Extracted data entries:
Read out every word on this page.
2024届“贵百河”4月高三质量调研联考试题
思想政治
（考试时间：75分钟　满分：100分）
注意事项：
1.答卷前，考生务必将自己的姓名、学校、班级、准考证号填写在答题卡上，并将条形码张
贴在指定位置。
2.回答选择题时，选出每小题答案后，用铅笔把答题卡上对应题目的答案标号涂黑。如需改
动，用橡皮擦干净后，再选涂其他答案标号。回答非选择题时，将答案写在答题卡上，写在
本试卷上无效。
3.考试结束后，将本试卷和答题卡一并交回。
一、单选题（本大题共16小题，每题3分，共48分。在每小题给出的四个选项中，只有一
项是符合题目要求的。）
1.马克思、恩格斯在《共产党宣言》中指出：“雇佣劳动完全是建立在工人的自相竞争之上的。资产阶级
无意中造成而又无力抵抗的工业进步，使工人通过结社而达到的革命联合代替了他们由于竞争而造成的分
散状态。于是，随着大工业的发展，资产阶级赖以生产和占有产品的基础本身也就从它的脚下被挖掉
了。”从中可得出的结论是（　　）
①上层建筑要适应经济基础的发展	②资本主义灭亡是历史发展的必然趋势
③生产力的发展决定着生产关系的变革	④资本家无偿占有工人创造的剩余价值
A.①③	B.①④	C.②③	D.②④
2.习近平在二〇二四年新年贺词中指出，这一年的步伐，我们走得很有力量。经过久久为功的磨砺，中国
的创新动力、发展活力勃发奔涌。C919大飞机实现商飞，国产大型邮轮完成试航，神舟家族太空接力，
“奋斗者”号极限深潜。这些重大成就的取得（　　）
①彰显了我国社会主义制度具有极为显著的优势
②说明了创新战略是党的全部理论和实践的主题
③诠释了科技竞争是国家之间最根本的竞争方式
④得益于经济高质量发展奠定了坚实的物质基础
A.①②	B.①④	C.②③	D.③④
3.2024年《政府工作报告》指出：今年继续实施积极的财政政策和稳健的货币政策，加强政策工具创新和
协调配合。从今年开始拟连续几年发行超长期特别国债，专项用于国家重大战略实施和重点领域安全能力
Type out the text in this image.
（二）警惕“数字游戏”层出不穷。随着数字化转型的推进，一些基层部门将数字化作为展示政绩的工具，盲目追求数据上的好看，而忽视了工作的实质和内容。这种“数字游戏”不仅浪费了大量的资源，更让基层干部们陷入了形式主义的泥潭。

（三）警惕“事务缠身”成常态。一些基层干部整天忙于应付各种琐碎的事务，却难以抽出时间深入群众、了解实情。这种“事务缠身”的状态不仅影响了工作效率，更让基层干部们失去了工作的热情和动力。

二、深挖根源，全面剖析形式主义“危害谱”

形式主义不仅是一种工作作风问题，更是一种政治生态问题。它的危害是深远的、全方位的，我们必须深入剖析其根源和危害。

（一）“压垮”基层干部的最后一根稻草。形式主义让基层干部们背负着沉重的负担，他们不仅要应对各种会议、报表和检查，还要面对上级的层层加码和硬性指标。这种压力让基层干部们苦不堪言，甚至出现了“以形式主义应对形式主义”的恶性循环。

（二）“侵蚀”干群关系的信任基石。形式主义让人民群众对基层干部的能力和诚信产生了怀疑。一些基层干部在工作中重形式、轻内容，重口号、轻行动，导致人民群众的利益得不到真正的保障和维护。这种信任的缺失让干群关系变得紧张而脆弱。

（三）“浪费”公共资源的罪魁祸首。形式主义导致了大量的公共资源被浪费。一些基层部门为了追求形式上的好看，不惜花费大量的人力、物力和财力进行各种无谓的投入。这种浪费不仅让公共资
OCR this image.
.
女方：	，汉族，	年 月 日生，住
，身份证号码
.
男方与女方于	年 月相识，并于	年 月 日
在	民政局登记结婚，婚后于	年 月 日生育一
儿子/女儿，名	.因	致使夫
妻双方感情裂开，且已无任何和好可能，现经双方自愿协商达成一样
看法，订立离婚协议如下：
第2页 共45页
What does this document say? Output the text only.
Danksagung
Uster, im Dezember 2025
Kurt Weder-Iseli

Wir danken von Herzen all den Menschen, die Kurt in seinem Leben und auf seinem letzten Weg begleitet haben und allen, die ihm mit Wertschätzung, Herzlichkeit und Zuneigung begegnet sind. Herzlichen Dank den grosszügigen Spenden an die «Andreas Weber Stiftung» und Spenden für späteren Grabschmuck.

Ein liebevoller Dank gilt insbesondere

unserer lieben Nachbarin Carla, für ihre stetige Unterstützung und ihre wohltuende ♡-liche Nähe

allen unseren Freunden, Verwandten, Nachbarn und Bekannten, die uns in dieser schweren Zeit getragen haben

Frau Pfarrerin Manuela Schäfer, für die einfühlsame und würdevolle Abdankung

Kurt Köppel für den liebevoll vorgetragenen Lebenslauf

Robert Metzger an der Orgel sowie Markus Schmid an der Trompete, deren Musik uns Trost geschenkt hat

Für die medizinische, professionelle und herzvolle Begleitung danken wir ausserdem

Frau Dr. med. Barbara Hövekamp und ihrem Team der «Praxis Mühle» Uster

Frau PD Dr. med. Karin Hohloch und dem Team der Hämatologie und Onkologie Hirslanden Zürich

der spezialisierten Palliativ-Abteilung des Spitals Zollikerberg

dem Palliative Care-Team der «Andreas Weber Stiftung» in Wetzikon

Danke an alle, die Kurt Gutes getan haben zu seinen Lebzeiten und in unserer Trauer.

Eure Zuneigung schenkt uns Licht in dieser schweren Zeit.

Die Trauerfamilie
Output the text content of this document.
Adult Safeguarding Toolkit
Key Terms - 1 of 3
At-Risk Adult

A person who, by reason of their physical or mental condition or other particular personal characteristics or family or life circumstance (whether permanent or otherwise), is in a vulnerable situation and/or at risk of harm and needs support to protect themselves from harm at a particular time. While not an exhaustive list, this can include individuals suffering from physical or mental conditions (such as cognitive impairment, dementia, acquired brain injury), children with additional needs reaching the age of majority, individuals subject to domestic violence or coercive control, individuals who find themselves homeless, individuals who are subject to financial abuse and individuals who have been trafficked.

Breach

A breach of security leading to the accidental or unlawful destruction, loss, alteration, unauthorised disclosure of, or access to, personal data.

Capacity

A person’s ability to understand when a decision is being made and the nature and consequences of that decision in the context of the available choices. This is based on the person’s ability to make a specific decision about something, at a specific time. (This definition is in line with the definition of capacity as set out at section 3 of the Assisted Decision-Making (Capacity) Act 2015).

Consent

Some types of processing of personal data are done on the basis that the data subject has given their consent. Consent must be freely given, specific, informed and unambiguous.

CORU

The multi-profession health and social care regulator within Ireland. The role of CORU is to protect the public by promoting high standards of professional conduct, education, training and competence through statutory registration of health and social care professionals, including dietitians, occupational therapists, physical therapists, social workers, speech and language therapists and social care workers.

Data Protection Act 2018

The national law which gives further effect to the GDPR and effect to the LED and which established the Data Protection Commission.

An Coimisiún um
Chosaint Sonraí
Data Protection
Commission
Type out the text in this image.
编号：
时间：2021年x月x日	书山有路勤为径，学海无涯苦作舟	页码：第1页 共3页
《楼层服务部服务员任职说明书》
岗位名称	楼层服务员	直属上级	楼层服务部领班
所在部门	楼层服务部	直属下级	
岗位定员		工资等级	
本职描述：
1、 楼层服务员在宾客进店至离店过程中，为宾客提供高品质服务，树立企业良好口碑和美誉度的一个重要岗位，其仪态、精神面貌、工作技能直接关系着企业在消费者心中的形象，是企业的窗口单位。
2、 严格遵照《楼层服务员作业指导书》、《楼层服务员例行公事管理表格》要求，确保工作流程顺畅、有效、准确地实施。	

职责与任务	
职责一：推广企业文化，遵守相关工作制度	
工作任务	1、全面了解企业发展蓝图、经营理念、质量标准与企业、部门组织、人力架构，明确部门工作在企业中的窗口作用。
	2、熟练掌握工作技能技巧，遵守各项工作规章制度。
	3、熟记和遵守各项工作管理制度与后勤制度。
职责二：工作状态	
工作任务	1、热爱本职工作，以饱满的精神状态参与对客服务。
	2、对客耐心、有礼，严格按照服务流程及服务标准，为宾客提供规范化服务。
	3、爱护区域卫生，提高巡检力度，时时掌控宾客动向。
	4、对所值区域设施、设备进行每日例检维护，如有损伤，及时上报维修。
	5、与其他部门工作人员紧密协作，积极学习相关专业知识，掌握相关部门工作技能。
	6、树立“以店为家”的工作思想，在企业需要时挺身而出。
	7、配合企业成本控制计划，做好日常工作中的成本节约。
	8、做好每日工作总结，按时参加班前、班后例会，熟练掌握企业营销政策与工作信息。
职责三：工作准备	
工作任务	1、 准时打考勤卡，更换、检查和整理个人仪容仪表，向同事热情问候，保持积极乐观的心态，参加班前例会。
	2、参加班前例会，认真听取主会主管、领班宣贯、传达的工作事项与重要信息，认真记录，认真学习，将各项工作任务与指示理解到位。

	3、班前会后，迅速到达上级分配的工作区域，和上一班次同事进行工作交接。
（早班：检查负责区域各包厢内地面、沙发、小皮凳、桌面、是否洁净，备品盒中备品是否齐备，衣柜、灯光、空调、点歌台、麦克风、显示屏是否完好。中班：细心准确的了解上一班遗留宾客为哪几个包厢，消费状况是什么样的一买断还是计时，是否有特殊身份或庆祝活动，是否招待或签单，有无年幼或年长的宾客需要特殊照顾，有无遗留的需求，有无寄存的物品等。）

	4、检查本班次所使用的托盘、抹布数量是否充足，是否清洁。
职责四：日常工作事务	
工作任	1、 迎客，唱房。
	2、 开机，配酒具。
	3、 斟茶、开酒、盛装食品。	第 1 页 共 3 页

=== DIRECTIVE ===
Which lines hold the string "Frau"? List them all.

=== EXERCISE OUTPUT ===
Frau Pfarrerin Manuela Schäfer, für die einfühlsame und würdevolle Abdankung
Frau Dr. med. Barbara Hövekamp und ihrem Team der «Praxis Mühle» Uster
Frau PD Dr. med. Karin Hohloch und dem Team der Hämatologie und Onkologie Hirslanden Zürich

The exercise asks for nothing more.